Aim of the task
Output all of the records exactly as written.

Data provided

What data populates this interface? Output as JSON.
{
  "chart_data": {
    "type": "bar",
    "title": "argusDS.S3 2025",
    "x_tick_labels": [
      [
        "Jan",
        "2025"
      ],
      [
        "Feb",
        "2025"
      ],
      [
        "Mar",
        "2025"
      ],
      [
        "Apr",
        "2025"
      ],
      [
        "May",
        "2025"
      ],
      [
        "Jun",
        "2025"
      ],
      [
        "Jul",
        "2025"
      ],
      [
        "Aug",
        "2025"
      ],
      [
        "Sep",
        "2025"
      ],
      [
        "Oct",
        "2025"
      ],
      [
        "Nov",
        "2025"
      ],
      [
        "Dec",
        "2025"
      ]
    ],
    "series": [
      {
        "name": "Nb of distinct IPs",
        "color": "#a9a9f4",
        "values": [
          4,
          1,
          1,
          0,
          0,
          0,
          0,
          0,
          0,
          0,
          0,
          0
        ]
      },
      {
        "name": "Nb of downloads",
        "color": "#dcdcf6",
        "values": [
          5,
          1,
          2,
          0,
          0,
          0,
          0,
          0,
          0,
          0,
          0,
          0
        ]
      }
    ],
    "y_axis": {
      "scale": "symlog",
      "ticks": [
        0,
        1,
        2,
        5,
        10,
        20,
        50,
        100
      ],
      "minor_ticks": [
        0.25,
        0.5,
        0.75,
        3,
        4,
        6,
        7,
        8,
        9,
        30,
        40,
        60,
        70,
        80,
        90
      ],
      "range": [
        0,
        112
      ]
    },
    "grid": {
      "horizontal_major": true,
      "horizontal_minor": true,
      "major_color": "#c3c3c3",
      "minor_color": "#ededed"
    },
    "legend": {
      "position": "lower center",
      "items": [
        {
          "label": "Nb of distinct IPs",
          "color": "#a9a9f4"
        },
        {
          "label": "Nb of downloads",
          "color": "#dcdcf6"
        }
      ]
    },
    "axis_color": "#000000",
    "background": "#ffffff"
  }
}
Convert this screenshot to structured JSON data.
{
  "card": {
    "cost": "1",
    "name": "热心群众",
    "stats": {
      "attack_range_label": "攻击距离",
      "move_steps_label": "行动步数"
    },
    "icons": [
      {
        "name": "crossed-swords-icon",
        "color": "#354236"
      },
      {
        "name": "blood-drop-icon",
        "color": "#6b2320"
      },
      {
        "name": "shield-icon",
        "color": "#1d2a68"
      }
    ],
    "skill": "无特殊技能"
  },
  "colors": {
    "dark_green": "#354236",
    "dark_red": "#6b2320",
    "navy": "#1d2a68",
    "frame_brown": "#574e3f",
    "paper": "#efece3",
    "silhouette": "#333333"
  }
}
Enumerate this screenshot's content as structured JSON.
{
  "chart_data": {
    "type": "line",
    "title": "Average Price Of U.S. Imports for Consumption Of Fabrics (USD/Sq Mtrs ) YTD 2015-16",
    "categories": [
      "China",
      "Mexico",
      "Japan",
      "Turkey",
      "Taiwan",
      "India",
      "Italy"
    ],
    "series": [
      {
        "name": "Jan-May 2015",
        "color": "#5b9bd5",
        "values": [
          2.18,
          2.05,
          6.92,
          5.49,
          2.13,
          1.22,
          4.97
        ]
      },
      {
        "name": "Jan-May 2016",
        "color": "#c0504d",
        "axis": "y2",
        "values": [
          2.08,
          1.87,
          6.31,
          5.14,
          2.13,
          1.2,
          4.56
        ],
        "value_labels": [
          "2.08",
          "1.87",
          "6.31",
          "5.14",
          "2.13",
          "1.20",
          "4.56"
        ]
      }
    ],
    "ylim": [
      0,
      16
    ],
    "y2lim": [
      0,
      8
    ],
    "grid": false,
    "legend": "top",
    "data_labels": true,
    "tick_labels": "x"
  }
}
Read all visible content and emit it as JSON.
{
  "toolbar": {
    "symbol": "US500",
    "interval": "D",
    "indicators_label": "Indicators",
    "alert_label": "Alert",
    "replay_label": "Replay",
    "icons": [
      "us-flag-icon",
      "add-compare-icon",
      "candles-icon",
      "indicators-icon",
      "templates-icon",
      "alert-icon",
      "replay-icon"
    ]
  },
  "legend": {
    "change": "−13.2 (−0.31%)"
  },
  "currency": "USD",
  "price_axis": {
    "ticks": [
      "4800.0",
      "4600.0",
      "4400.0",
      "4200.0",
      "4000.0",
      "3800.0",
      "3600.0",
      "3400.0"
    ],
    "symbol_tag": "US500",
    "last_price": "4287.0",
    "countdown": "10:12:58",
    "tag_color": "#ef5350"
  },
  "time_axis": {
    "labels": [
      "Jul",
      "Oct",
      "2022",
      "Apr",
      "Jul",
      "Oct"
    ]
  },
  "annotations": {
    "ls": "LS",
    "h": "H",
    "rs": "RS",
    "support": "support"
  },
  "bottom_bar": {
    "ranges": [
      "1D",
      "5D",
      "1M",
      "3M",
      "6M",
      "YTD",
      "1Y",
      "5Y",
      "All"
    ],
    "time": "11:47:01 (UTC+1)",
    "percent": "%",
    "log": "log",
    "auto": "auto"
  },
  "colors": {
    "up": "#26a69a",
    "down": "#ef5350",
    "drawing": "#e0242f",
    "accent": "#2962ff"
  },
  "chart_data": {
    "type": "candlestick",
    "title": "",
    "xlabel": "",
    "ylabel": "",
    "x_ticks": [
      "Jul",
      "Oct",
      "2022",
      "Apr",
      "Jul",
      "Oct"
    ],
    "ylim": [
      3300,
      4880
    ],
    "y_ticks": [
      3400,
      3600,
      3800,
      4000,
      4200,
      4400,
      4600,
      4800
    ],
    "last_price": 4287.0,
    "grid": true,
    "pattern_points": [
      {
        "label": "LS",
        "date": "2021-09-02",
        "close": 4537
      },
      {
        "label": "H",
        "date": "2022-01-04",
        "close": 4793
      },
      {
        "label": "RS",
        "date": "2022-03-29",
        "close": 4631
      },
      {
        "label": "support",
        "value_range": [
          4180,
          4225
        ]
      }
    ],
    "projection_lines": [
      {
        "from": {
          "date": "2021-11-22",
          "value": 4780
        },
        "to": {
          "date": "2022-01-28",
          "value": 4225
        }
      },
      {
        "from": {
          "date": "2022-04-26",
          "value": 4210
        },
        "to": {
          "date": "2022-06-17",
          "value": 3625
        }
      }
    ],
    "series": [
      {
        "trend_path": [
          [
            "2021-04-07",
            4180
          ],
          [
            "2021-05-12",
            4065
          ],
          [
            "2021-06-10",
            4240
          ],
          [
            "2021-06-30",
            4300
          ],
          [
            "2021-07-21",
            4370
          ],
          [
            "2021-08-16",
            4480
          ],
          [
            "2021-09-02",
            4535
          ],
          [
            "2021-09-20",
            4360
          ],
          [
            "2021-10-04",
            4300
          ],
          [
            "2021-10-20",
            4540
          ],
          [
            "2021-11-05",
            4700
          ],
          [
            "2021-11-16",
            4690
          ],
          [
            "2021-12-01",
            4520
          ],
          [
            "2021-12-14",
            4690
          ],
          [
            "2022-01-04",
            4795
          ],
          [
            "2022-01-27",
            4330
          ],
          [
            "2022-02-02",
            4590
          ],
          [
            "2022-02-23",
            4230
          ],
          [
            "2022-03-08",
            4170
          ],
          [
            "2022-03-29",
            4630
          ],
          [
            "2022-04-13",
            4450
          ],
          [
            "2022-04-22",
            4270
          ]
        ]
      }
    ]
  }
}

Response for this exercise
What data populates this interface? Output as JSON.
{
  "chart_data": {
    "type": "bar",
    "title": "argusDS.S3 2025",
    "x_tick_labels": [
      [
        "Jan",
        "2025"
      ],
      [
        "Feb",
        "2025"
      ],
      [
        "Mar",
        "2025"
      ],
      [
        "Apr",
        "2025"
      ],
      [
        "May",
        "2025"
      ],
      [
        "Jun",
        "2025"
      ],
      [
        "Jul",
        "2025"
      ],
      [
        "Aug",
        "2025"
      ],
      [
        "Sep",
        "2025"
      ],
      [
        "Oct",
        "2025"
      ],
      [
        "Nov",
        "2025"
      ],
      [
        "Dec",
        "2025"
      ]
    ],
    "series": [
      {
        "name": "Nb of distinct IPs",
        "color": "#a9a9f4",
        "values": [
          4,
          1,
          1,
          0,
          0,
          0,
          0,
          0,
          0,
          0,
          0,
          0
        ]
      },
      {
        "name": "Nb of downloads",
        "color": "#dcdcf6",
        "values": [
          5,
          1,
          2,
          0,
          0,
          0,
          0,
          0,
          0,
          0,
          0,
          0
        ]
      }
    ],
    "y_axis": {
      "scale": "symlog",
      "ticks": [
        0,
        1,
        2,
        5,
        10,
        20,
        50,
        100
      ],
      "minor_ticks": [
        0.25,
        0.5,
        0.75,
        3,
        4,
        6,
        7,
        8,
        9,
        30,
        40,
        60,
        70,
        80,
        90
      ],
      "range": [
        0,
        112
      ]
    },
    "grid": {
      "horizontal_major": true,
      "horizontal_minor": true,
      "major_color": "#c3c3c3",
      "minor_color": "#ededed"
    },
    "legend": {
      "position": "lower center",
      "items": [
        {
          "label": "Nb of distinct IPs",
          "color": "#a9a9f4"
        },
        {
          "label": "Nb of downloads",
          "color": "#dcdcf6"
        }
      ]
    },
    "axis_color": "#000000",
    "background": "#ffffff"
  }
}
Convert this screenshot to structured JSON data.
{
  "card": {
    "cost": "1",
    "name": "热心群众",
    "stats": {
      "attack_range_label": "攻击距离",
      "move_steps_label": "行动步数"
    },
    "icons": [
      {
        "name": "crossed-swords-icon",
        "color": "#354236"
      },
      {
        "name": "blood-drop-icon",
        "color": "#6b2320"
      },
      {
        "name": "shield-icon",
        "color": "#1d2a68"
      }
    ],
    "skill": "无特殊技能"
  },
  "colors": {
    "dark_green": "#354236",
    "dark_red": "#6b2320",
    "navy": "#1d2a68",
    "frame_brown": "#574e3f",
    "paper": "#efece3",
    "silhouette": "#333333"
  }
}
Enumerate this screenshot's content as structured JSON.
{
  "chart_data": {
    "type": "line",
    "title": "Average Price Of U.S. Imports for Consumption Of Fabrics (USD/Sq Mtrs ) YTD 2015-16",
    "categories": [
      "China",
      "Mexico",
      "Japan",
      "Turkey",
      "Taiwan",
      "India",
      "Italy"
    ],
    "series": [
      {
        "name": "Jan-May 2015",
        "color": "#5b9bd5",
        "values": [
          2.18,
          2.05,
          6.92,
          5.49,
          2.13,
          1.22,
          4.97
        ]
      },
      {
        "name": "Jan-May 2016",
        "color": "#c0504d",
        "axis": "y2",
        "values": [
          2.08,
          1.87,
          6.31,
          5.14,
          2.13,
          1.2,
          4.56
        ],
        "value_labels": [
          "2.08",
          "1.87",
          "6.31",
          "5.14",
          "2.13",
          "1.20",
          "4.56"
        ]
      }
    ],
    "ylim": [
      0,
      16
    ],
    "y2lim": [
      0,
      8
    ],
    "grid": false,
    "legend": "top",
    "data_labels": true,
    "tick_labels": "x"
  }
}
Read all visible content and emit it as JSON.
{
  "toolbar": {
    "symbol": "US500",
    "interval": "D",
    "indicators_label": "Indicators",
    "alert_label": "Alert",
    "replay_label": "Replay",
    "icons": [
      "us-flag-icon",
      "add-compare-icon",
      "candles-icon",
      "indicators-icon",
      "templates-icon",
      "alert-icon",
      "replay-icon"
    ]
  },
  "legend": {
    "change": "−13.2 (−0.31%)"
  },
  "currency": "USD",
  "price_axis": {
    "ticks": [
      "4800.0",
      "4600.0",
      "4400.0",
      "4200.0",
      "4000.0",
      "3800.0",
      "3600.0",
      "3400.0"
    ],
    "symbol_tag": "US500",
    "last_price": "4287.0",
    "countdown": "10:12:58",
    "tag_color": "#ef5350"
  },
  "time_axis": {
    "labels": [
      "Jul",
      "Oct",
      "2022",
      "Apr",
      "Jul",
      "Oct"
    ]
  },
  "annotations": {
    "ls": "LS",
    "h": "H",
    "rs": "RS",
    "support": "support"
  },
  "bottom_bar": {
    "ranges": [
      "1D",
      "5D",
      "1M",
      "3M",
      "6M",
      "YTD",
      "1Y",
      "5Y",
      "All"
    ],
    "time": "11:47:01 (UTC+1)",
    "percent": "%",
    "log": "log",
    "auto": "auto"
  },
  "colors": {
    "up": "#26a69a",
    "down": "#ef5350",
    "drawing": "#e0242f",
    "accent": "#2962ff"
  },
  "chart_data": {
    "type": "candlestick",
    "title": "",
    "xlabel": "",
    "ylabel": "",
    "x_ticks": [
      "Jul",
      "Oct",
      "2022",
      "Apr",
      "Jul",
      "Oct"
    ],
    "ylim": [
      3300,
      4880
    ],
    "y_ticks": [
      3400,
      3600,
      3800,
      4000,
      4200,
      4400,
      4600,
      4800
    ],
    "last_price": 4287.0,
    "grid": true,
    "pattern_points": [
      {
        "label": "LS",
        "date": "2021-09-02",
        "close": 4537
      },
      {
        "label": "H",
        "date": "2022-01-04",
        "close": 4793
      },
      {
        "label": "RS",
        "date": "2022-03-29",
        "close": 4631
      },
      {
        "label": "support",
        "value_range": [
          4180,
          4225
        ]
      }
    ],
    "projection_lines": [
      {
        "from": {
          "date": "2021-11-22",
          "value": 4780
        },
        "to": {
          "date": "2022-01-28",
          "value": 4225
        }
      },
      {
        "from": {
          "date": "2022-04-26",
          "value": 4210
        },
        "to": {
          "date": "2022-06-17",
          "value": 3625
        }
      }
    ],
    "series": [
      {
        "trend_path": [
          [
            "2021-04-07",
            4180
          ],
          [
            "2021-05-12",
            4065
          ],
          [
            "2021-06-10",
            4240
          ],
          [
            "2021-06-30",
            4300
          ],
          [
            "2021-07-21",
            4370
          ],
          [
            "2021-08-16",
            4480
          ],
          [
            "2021-09-02",
            4535
          ],
          [
            "2021-09-20",
            4360
          ],
          [
            "2021-10-04",
            4300
          ],
          [
            "2021-10-20",
            4540
          ],
          [
            "2021-11-05",
            4700
          ],
          [
            "2021-11-16",
            4690
          ],
          [
            "2021-12-01",
            4520
          ],
          [
            "2021-12-14",
            4690
          ],
          [
            "2022-01-04",
            4795
          ],
          [
            "2022-01-27",
            4330
          ],
          [
            "2022-02-02",
            4590
          ],
          [
            "2022-02-23",
            4230
          ],
          [
            "2022-03-08",
            4170
          ],
          [
            "2022-03-29",
            4630
          ],
          [
            "2022-04-13",
            4450
          ],
          [
            "2022-04-22",
            4270
          ]
        ]
      }
    ]
  }
}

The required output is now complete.